Given request
Spot every line with the word "Other" and return it.

[Dataset items]
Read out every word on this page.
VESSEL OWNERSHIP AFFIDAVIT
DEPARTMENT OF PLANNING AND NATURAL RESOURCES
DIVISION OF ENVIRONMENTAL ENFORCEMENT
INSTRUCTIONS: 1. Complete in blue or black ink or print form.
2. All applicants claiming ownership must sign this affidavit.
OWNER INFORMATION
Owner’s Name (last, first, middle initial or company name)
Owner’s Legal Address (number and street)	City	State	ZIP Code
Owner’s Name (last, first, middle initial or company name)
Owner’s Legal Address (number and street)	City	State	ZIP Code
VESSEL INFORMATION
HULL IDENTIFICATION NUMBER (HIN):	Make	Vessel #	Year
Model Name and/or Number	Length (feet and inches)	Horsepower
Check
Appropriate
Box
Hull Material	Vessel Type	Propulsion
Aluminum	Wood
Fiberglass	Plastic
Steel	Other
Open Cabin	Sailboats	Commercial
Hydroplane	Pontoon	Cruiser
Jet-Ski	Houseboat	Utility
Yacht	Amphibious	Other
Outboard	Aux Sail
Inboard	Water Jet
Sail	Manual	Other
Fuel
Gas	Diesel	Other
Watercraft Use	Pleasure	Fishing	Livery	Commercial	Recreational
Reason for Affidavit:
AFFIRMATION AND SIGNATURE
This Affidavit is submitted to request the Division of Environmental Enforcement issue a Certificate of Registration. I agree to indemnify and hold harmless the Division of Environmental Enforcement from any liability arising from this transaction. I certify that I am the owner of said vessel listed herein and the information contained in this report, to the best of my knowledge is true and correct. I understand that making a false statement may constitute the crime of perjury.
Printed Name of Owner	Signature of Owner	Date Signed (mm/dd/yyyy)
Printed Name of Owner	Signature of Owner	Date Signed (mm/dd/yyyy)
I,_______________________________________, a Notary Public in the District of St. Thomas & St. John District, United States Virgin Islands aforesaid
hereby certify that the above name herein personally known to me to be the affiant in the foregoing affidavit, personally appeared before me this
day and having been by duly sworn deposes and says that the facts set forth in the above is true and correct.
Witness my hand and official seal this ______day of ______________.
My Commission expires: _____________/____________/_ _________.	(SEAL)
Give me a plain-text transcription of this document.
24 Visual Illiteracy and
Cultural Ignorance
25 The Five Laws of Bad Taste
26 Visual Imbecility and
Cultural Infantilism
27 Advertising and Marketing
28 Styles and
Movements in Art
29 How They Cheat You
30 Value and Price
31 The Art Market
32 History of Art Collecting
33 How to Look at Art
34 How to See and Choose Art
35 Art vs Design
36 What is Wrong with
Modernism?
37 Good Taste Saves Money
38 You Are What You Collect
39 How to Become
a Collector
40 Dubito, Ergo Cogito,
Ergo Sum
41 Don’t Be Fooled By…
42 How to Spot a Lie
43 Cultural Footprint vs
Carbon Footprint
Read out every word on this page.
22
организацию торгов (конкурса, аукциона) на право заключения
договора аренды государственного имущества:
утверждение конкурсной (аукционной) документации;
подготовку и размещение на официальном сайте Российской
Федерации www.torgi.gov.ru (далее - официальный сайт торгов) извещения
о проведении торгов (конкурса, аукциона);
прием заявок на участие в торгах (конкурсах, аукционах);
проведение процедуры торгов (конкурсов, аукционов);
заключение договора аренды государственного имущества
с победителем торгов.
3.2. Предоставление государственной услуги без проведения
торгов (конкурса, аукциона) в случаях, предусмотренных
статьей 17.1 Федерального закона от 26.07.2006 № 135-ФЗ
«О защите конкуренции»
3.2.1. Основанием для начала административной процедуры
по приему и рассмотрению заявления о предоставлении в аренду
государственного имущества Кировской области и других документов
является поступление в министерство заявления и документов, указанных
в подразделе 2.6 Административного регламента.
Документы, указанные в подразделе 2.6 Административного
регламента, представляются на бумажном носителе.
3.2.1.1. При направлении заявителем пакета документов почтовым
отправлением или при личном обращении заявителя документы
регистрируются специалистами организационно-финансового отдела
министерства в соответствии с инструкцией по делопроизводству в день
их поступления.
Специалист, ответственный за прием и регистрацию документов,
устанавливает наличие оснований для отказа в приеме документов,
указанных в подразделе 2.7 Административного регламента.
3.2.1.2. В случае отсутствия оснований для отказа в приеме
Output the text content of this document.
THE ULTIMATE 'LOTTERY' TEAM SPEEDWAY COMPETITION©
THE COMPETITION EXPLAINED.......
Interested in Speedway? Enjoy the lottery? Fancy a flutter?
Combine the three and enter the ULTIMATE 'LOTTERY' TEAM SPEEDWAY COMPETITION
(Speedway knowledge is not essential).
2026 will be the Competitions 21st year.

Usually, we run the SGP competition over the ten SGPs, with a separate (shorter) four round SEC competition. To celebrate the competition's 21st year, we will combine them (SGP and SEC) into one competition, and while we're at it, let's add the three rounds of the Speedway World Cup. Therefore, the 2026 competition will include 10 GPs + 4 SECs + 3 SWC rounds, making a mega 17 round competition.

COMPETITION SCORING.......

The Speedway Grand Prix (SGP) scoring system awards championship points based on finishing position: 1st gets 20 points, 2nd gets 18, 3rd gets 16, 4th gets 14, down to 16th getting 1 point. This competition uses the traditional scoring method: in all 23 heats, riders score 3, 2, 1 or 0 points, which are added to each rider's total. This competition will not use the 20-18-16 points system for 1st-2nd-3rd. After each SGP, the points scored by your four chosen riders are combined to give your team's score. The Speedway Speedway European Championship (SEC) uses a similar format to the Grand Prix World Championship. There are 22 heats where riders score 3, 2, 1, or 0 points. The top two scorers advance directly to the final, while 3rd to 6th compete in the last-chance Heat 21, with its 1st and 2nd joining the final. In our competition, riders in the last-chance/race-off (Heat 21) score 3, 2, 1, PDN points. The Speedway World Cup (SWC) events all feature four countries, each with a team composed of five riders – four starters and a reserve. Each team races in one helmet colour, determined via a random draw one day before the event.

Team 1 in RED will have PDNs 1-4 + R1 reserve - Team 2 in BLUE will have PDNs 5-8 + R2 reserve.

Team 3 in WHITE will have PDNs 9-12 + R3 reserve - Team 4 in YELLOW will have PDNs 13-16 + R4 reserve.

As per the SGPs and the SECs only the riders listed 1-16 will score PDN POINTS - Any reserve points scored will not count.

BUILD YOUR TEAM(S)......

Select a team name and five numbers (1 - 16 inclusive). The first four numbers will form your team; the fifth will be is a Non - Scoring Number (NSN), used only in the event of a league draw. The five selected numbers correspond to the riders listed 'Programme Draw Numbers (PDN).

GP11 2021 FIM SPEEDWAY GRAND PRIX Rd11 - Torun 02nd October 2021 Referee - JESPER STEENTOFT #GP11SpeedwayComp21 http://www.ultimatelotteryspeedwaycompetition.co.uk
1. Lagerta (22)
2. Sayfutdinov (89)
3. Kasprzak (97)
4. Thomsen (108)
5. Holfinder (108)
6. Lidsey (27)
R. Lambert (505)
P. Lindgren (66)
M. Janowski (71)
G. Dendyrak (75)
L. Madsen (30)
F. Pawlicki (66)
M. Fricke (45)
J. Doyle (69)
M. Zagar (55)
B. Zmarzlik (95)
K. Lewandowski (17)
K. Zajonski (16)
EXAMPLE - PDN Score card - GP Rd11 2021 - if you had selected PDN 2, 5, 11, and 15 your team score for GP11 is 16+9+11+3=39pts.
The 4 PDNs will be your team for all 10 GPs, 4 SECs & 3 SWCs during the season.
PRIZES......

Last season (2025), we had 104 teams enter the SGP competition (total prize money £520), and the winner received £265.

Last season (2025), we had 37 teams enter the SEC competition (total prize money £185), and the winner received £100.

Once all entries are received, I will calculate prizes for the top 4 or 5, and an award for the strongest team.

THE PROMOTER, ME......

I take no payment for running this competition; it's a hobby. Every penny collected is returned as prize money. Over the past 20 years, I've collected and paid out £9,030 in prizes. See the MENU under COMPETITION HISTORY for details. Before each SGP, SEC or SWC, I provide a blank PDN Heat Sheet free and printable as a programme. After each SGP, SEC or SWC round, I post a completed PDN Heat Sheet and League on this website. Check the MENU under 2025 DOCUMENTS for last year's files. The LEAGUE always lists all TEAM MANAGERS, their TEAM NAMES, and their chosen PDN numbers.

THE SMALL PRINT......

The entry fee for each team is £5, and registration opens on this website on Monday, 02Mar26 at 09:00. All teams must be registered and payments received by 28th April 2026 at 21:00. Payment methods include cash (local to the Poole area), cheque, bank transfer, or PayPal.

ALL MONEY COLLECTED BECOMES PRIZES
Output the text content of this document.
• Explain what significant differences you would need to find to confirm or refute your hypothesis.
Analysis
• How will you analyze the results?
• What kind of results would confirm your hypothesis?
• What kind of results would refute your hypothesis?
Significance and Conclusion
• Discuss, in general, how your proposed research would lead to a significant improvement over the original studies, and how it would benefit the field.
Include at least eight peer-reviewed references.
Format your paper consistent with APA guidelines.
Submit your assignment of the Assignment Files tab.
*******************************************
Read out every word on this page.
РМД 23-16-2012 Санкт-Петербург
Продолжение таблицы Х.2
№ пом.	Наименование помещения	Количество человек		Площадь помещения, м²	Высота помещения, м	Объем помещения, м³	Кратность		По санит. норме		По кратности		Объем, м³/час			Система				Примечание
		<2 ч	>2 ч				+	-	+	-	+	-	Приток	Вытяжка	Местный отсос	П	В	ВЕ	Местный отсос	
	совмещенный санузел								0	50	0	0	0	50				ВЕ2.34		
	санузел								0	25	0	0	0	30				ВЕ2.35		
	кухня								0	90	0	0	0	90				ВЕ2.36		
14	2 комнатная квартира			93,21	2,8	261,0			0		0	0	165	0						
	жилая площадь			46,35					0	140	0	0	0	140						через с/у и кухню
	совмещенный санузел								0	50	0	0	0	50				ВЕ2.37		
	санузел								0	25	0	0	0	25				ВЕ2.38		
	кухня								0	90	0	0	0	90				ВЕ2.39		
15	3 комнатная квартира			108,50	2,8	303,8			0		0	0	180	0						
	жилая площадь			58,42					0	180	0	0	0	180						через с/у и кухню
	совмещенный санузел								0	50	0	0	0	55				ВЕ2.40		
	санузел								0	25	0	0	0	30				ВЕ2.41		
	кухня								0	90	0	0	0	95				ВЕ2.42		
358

Answer below
Steel	Other
Yacht	Amphibious	Other
Sail	Manual	Other
Gas	Diesel	Other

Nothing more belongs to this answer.